Question

Даю 40 баллов помогите пожалуйста!!!!!!

Answer 1

$1)\frac{Sin4\alpha-Sin2\alpha}{Cos^{2} (\frac{3}{2})\alpha-Sin^{2}(\frac{3}{2})\alpha }=\frac{2Sin\frac{4\alpha-2\alpha}{2}Cos\frac{4\alpha+2\alpha}{2}}{Cos(2*\frac{3}{2})\alpha}=\frac{2Sin\alpha Cos3\alpha}{Cos3\alpha}=2Sin\alpha\\\\\\2)\frac{(Sin\alpha-Cos\alpha)^{2}}{Sin^{2}(\frac{\pi }{4}-\alpha)}=\frac{(Sin\alpha-Cos\alpha)^{2} }{(Sin\frac{\pi }{4}Cos\alpha-Cos\frac{\pi }{4}Sin\alpha)^{2}} =$

$=\frac{(Sin\alpha-Cos\alpha)^{2} }{(\frac{\sqrt{2} }{2} Cos\alpha-\frac{\sqrt{2} }{2} Sin\alpha)^{2}}=\frac{(Sin\alpha-Cos\alpha)^{2}}{(\frac{\sqrt{2} }{2})^{2}(Cos\alpha-Sin\alpha)^{2} }=\frac{1}{\frac{1}{2} }=\boxed2$

$3)\frac{Cos2\alpha+Sin^{2}\alpha}{Sin2\alpha }=\frac{Cos^{2}\alpha-Sin^{2}\alpha+Sin^{2}\alpha}{2Sin\alpha Cos\alpha}=\frac{Cos^{2}\alpha}{2Sin\alpha Cos\alpha } =\frac{Cos\alpha }{2Sin\alpha }=\boxed{\frac{1}{2}Ctg\alpha}$

### Суть задания
Чему равно второе выражение после упрощения в решении из приведённого отрывка?

### Имеющиеся данные

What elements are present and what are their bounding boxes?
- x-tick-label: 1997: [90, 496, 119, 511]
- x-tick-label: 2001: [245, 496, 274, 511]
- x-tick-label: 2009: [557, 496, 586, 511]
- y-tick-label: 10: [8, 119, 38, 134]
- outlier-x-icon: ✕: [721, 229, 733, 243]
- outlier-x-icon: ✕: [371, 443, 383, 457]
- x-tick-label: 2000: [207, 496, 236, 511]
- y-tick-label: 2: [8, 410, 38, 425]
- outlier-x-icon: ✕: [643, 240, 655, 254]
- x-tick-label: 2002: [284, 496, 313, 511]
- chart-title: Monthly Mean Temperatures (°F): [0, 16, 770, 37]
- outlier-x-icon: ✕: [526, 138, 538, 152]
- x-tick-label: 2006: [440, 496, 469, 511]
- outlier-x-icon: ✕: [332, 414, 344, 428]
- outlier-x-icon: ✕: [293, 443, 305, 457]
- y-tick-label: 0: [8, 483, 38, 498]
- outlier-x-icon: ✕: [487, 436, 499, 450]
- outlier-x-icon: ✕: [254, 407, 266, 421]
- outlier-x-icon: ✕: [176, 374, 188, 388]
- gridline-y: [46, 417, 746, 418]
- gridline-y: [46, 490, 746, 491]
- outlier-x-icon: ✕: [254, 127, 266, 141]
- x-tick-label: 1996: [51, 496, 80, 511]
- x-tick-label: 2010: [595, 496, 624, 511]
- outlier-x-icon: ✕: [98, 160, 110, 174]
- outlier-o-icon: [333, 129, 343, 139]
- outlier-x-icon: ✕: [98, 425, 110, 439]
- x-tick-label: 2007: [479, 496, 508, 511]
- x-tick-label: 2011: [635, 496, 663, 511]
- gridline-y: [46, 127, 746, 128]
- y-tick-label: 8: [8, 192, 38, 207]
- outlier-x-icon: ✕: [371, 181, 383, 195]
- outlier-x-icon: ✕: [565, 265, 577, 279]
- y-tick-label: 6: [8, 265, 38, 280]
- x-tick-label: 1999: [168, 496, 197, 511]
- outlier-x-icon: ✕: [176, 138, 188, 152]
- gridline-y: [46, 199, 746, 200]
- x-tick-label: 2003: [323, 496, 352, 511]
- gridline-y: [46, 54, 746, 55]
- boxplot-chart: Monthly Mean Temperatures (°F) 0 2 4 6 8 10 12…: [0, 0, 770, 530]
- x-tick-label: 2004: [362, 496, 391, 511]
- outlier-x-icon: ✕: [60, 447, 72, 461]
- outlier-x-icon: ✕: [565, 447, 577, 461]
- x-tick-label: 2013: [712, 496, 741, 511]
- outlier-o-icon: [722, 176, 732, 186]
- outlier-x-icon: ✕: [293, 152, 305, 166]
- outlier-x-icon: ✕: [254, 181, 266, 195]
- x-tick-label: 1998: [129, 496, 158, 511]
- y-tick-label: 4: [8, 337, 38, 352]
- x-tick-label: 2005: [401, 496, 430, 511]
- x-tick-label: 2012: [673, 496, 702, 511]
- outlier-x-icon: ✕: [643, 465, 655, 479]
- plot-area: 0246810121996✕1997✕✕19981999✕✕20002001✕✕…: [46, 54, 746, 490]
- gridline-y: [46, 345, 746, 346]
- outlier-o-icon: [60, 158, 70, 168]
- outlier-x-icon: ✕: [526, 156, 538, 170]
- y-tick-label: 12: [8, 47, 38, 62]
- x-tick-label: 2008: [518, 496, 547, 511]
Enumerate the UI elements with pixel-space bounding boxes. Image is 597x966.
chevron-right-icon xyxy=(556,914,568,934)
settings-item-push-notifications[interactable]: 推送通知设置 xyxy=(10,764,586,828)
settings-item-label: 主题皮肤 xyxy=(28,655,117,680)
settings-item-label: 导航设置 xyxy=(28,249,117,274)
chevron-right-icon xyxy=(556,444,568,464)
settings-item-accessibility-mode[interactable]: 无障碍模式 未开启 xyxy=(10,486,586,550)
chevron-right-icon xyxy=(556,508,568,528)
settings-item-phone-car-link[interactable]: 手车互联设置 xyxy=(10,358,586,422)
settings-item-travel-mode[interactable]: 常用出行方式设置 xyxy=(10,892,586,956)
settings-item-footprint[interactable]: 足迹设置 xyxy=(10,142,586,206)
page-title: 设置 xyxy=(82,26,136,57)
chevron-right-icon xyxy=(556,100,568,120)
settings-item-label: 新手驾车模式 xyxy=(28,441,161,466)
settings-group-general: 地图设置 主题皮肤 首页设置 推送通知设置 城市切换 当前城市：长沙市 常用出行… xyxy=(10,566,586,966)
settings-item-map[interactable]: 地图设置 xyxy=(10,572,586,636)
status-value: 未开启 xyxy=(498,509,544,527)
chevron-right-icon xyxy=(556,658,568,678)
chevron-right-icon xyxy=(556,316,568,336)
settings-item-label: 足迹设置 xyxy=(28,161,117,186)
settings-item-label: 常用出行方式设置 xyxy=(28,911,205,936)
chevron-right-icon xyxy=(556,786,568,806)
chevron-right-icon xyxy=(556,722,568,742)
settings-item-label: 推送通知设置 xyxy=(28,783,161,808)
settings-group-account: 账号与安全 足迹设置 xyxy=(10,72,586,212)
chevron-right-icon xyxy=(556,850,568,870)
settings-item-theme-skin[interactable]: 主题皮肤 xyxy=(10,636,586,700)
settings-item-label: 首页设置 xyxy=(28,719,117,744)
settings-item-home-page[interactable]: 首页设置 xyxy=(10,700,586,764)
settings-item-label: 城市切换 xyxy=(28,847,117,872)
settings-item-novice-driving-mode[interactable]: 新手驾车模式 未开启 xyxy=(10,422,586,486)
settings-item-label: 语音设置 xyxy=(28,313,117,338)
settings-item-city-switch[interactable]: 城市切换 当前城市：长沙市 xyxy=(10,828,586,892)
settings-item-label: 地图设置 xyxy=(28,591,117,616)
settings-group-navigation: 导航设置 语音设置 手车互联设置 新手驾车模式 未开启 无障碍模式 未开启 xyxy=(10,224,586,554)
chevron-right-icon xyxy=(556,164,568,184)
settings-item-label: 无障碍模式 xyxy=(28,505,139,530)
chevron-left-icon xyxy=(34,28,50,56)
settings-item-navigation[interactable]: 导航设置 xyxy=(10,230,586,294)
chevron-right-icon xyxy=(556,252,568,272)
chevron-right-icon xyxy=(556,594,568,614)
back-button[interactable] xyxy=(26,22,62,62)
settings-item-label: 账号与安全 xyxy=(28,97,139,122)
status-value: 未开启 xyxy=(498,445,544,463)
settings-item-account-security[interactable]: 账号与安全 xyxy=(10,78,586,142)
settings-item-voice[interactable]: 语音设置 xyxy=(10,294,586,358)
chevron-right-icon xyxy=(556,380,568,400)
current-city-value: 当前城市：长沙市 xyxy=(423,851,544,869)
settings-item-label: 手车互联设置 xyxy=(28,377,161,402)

### Ответ
После упрощения второе выражение равно 2.